:: TASK DIRECTIONS ::
In the listing below, identify each line with the word "石棉灭火毯" and return those lines.

════════

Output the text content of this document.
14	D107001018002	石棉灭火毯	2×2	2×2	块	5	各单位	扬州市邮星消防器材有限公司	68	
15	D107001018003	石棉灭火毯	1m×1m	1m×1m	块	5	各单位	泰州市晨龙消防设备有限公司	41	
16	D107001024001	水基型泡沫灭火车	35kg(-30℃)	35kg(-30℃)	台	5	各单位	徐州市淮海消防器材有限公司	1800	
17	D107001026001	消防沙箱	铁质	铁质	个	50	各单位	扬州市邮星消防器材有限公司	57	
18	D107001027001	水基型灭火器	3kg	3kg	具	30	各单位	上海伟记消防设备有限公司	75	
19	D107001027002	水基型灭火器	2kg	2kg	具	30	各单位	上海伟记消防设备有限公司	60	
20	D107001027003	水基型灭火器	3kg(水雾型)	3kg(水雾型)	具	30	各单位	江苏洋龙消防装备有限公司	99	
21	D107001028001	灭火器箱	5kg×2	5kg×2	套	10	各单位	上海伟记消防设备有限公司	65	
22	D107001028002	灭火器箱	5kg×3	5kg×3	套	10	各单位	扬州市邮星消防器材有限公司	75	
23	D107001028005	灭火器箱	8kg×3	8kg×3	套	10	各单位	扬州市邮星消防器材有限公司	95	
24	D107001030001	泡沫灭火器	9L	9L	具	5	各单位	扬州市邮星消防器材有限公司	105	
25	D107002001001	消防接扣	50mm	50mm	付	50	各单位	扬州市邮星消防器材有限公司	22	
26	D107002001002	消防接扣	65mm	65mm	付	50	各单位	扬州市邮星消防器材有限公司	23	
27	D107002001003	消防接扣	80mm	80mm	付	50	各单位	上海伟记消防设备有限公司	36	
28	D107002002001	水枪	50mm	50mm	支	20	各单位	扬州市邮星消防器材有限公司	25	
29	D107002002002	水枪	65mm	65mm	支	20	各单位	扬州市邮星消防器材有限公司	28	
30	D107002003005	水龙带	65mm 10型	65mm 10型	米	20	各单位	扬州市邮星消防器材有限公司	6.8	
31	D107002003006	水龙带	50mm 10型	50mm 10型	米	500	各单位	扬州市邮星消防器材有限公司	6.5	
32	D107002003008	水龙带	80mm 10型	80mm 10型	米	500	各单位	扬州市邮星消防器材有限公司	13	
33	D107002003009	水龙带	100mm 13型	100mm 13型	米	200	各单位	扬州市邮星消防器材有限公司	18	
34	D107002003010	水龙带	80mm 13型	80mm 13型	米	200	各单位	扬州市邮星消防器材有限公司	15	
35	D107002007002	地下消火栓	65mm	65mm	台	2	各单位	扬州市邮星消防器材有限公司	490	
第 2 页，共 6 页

════════

:: WORKED ANSWER ::
14	D107001018002	石棉灭火毯	2×2	2×2	块	5	各单位	扬州市邮星消防器材有限公司	68	
15	D107001018003	石棉灭火毯	1m×1m	1m×1m	块	5	各单位	泰州市晨龙消防设备有限公司	41	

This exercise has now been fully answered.